*The problem*: Provide a single number: the count of lines containing the string "respiratoire".

*Records supplied*:
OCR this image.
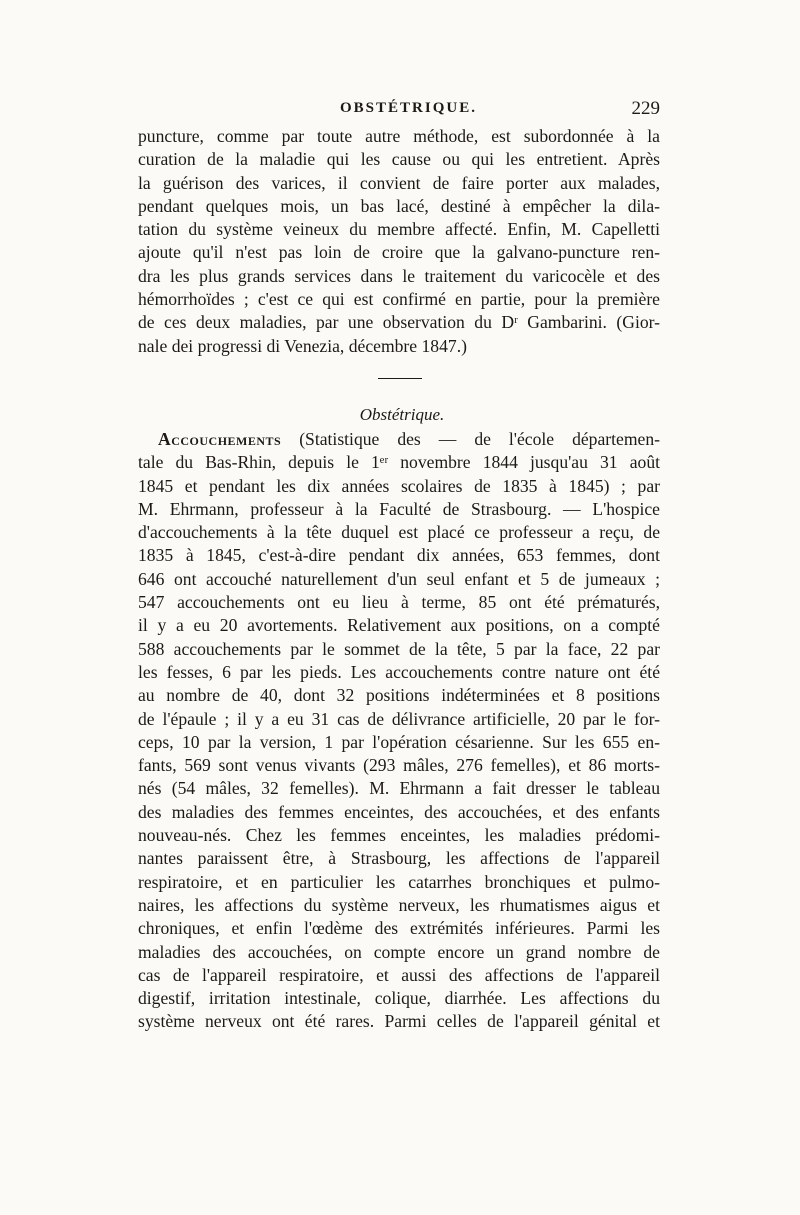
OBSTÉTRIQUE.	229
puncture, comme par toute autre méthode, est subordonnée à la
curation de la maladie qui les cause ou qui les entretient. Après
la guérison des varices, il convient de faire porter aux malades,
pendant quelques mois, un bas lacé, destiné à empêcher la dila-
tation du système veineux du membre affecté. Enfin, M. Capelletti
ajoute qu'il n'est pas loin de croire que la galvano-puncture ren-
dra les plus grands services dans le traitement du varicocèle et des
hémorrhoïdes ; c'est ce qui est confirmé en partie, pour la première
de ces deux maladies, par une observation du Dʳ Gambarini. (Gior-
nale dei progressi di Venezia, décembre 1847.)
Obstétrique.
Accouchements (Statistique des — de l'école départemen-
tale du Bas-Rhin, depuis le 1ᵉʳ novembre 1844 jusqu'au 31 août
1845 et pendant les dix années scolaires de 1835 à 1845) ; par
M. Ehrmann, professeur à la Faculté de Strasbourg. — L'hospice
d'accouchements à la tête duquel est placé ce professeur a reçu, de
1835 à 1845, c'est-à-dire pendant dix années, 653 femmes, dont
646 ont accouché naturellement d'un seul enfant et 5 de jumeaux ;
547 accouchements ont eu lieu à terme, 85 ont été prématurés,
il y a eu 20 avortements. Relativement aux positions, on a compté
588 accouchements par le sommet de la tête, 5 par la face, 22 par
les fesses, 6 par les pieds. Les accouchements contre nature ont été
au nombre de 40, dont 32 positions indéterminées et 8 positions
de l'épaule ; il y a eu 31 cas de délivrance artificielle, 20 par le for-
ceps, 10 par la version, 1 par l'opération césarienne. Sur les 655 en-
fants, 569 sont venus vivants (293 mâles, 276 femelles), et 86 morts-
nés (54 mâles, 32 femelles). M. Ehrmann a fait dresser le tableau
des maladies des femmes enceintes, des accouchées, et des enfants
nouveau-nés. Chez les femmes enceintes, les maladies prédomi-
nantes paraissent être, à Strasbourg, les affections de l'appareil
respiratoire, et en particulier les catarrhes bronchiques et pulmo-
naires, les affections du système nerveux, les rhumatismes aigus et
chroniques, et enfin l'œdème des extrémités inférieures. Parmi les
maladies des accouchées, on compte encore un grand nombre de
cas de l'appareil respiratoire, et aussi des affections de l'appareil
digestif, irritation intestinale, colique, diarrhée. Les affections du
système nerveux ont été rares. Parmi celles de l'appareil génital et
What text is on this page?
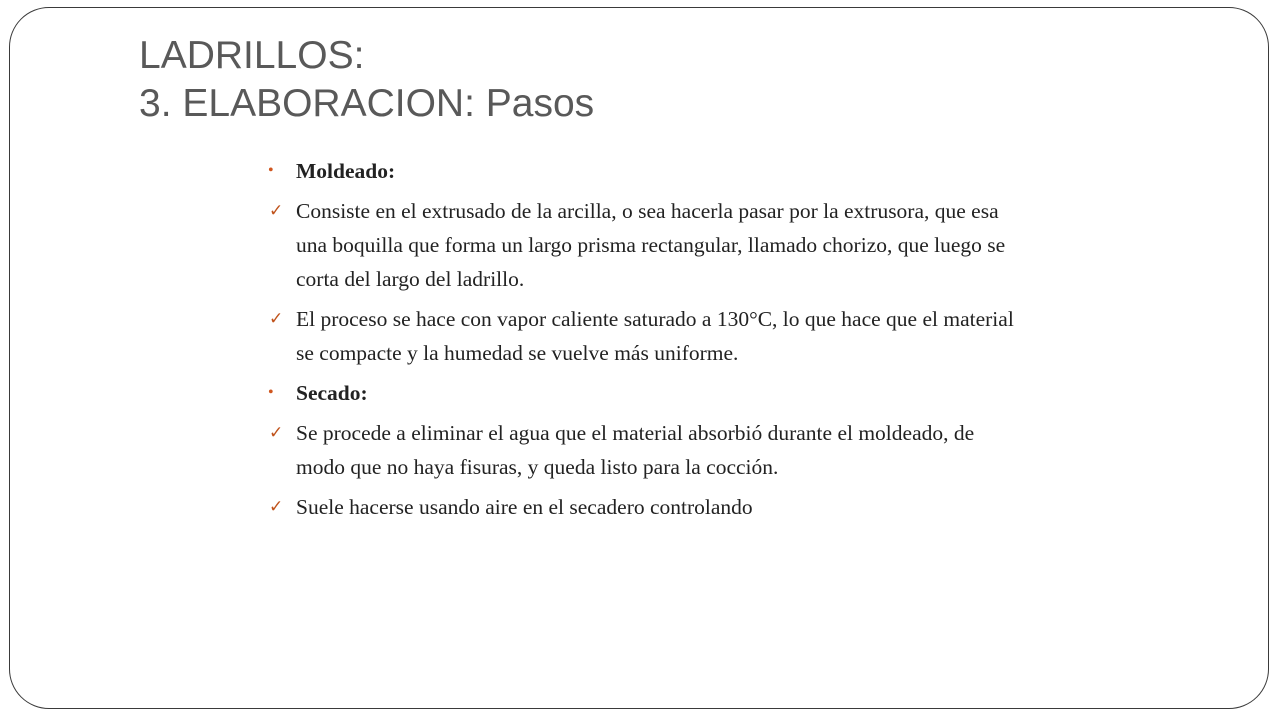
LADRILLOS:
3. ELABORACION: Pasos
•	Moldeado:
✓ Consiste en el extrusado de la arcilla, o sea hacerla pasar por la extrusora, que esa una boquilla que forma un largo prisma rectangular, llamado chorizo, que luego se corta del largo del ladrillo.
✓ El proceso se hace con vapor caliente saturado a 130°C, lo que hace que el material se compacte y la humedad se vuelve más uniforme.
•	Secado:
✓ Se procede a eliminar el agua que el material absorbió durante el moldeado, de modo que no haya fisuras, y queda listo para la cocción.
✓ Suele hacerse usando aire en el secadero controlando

*Result for this exercise*: 2